## Selected excerpt
** Begin **

“When Angelo paints even God the Father in human form, mark what robustness is there. And whatever they may reveal of the divine love in the Son, the soft, curled, hermaphroditical Italian pictures, in which his idea has been most successfully embodied; these pictures, so destitute as they are of all brawniness, hint nothing of any power, but the mere negative, feminine one of submission and endurance, which on all hands it is conceded, form the peculiar practical virtues of his teachings.”

—Herman Melville, Moby Dick

There are lots of people today who claim to be Christians, but when you sit down and evaluate what they believe about Jesus and the Bible, one has to wonder. These new-millennium Christians shaped and formed by tolerance and political correctness want a meek and mild Jesus, a Jesus who expounds platitudes on fluffy clouds of irrelevance. They want a Jesus who looks far into the distance but says nothing about the world in which we live today, unless it means expanding the power of the State, taxing and spending us into poverty, and adopting a live-and-let-live ethic that in the past has destroyed civilizations. Jesus has become a “Build-A-God”—a limp and formless outer shell that we get to fill with our own pious stuffing.

** End **

## Given request
Set down, word for word, the part of the passage above on the image of Jesus between "There are lots" and "own pious stuffing.", inclusive.

## Information provided
** Begin **

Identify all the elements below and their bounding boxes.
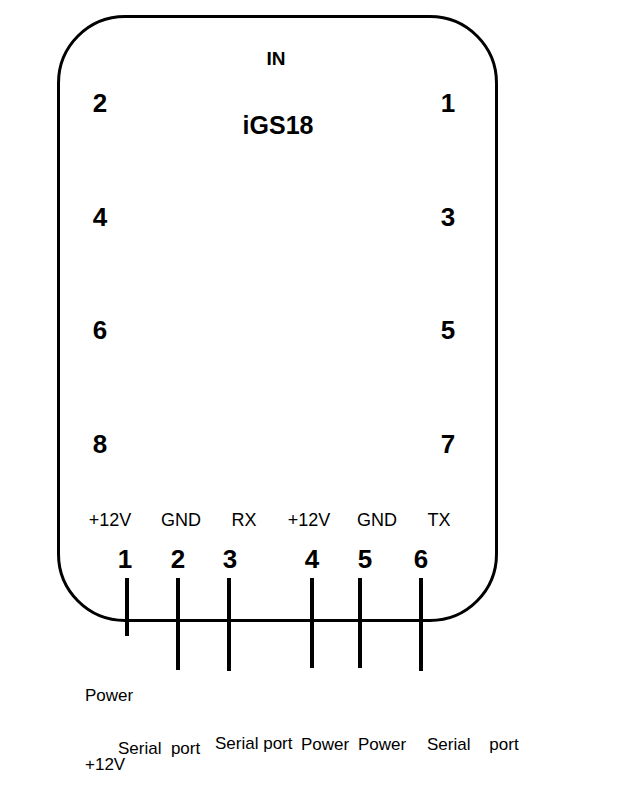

** End **

## Written answer
There are lots of people today who claim to be Christians, but when you sit down and evaluate what they believe about Jesus and the Bible, one has to wonder. These new-millennium Christians shaped and formed by tolerance and political correctness want a meek and mild Jesus, a Jesus who expounds platitudes on fluffy clouds of irrelevance. They want a Jesus who looks far into the distance but says nothing about the world in which we live today, unless it means expanding the power of the State, taxing and spending us into poverty, and adopting a live-and-let-live ethic that in the past has destroyed civilizations. Jesus has become a “Build-A-God”—a limp and formless outer shell that we get to fill with our own pious stuffing.